__Exercise task__: For each line of the data below that holds "Demand", copy the line.

__Input for this task__:
** begin **
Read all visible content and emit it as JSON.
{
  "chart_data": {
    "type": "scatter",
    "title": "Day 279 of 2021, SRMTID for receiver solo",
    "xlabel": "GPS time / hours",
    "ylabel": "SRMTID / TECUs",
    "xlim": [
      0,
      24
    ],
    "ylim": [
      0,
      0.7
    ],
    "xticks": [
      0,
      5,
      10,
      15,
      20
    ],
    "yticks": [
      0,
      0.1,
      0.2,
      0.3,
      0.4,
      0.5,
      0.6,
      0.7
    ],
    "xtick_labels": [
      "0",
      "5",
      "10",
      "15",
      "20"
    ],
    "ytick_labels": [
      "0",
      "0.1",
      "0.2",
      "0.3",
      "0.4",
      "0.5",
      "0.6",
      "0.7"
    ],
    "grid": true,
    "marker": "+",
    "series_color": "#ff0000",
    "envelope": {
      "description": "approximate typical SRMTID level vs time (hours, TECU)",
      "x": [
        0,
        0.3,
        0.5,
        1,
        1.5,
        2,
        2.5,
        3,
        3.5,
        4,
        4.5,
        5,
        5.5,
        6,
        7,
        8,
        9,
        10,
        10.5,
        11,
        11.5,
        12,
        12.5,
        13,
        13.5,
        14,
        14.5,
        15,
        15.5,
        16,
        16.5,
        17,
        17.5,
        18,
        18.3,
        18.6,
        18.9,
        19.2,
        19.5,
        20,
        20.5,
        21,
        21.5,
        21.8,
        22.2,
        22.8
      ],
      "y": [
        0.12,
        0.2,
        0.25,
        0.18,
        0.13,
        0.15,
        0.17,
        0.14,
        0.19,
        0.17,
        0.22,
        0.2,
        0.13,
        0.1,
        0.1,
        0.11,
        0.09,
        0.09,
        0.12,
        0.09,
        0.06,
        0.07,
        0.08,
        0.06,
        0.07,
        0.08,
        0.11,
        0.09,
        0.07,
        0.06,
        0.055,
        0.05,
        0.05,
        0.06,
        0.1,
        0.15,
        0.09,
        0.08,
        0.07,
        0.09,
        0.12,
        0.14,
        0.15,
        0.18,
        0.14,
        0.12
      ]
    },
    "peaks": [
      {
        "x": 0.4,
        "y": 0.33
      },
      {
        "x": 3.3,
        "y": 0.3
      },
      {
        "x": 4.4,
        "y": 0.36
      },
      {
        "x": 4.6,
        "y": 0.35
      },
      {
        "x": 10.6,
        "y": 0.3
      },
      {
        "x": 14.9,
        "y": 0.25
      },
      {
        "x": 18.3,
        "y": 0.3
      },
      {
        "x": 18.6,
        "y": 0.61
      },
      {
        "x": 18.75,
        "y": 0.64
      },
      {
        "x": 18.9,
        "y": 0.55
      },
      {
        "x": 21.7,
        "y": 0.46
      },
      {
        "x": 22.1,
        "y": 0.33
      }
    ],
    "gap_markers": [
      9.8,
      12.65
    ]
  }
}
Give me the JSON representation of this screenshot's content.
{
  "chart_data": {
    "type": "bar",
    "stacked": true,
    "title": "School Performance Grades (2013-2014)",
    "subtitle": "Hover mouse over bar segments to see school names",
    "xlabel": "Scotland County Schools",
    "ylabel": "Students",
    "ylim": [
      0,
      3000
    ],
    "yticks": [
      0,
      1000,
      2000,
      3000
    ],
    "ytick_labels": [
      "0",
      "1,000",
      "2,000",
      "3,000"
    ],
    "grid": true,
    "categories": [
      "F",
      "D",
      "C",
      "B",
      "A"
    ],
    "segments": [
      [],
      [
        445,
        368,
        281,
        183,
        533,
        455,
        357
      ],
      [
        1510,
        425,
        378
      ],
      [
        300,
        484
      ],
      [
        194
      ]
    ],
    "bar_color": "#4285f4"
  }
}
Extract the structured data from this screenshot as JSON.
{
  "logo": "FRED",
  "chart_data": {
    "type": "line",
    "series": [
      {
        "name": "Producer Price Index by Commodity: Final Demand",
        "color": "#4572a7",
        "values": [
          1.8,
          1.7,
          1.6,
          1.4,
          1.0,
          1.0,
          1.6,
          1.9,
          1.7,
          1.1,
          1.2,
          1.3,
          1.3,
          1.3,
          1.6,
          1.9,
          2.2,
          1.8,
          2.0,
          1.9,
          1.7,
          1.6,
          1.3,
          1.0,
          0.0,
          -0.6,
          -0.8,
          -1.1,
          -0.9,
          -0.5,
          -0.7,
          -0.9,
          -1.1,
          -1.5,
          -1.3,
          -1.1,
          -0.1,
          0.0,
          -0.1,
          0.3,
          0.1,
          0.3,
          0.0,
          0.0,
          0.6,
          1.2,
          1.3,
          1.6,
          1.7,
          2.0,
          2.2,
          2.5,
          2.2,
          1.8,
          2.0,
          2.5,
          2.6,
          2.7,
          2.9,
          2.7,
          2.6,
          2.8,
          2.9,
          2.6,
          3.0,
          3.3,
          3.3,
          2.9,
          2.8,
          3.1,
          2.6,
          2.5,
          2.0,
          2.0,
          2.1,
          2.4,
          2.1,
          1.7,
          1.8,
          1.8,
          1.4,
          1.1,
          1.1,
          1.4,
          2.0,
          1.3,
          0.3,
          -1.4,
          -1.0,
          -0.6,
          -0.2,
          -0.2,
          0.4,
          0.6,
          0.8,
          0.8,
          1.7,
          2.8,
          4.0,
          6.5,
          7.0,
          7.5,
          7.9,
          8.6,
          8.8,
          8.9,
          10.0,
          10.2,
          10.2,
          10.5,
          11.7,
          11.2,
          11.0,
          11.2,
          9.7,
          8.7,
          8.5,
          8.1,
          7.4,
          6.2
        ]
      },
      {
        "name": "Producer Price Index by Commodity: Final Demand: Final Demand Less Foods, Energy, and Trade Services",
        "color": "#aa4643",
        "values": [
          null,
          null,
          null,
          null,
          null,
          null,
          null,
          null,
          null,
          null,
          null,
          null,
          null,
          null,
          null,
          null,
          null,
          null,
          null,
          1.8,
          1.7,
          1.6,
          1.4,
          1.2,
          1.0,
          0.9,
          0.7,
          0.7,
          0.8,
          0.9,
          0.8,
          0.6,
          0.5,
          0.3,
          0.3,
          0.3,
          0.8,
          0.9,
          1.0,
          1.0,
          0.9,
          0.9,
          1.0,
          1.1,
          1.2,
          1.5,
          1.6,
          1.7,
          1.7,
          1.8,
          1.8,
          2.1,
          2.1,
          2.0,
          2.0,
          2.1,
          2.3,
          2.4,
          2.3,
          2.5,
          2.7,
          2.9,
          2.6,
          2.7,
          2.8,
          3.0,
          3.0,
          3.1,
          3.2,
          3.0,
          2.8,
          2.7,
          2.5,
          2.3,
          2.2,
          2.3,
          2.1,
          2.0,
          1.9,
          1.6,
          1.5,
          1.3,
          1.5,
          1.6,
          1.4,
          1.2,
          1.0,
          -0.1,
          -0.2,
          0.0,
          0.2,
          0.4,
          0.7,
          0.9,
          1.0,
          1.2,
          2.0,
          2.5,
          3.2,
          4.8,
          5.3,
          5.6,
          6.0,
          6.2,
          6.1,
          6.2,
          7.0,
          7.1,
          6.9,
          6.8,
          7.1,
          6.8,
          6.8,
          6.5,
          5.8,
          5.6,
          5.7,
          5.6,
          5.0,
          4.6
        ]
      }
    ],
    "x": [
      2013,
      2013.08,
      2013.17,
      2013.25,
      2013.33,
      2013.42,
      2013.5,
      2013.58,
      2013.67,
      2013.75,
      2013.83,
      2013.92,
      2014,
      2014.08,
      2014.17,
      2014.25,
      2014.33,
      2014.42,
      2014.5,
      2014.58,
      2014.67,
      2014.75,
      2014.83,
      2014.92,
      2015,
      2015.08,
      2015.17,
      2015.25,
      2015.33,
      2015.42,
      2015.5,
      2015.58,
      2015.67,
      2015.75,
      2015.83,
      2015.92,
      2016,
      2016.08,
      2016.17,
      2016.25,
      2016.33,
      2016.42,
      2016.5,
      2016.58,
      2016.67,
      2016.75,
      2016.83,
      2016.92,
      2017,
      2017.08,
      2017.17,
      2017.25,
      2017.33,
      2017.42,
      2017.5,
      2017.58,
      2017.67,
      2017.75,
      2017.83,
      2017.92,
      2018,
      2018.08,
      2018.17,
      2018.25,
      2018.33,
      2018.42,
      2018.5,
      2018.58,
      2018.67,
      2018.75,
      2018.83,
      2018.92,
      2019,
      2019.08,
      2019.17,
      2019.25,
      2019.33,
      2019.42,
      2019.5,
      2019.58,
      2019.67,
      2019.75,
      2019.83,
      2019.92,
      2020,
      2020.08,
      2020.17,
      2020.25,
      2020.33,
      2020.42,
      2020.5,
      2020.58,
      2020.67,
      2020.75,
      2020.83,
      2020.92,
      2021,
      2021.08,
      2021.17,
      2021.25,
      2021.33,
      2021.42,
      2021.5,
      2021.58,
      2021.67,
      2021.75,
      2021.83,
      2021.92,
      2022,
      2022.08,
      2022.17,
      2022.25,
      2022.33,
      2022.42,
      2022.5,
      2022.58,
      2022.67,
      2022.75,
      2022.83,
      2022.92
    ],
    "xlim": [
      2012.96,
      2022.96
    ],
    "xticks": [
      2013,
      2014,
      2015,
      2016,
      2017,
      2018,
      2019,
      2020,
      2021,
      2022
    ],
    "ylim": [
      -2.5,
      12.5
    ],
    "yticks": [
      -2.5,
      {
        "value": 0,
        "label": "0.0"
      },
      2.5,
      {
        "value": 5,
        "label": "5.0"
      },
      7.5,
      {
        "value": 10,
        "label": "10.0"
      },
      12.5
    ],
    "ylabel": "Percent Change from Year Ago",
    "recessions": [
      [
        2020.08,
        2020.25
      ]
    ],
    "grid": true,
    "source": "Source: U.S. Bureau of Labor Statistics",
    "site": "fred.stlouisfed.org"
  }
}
** end **
__Task solution__:
        "name": "Producer Price Index by Commodity: Final Demand",
        "name": "Producer Price Index by Commodity: Final Demand: Final Demand Less Foods, Energy, and Trade Services",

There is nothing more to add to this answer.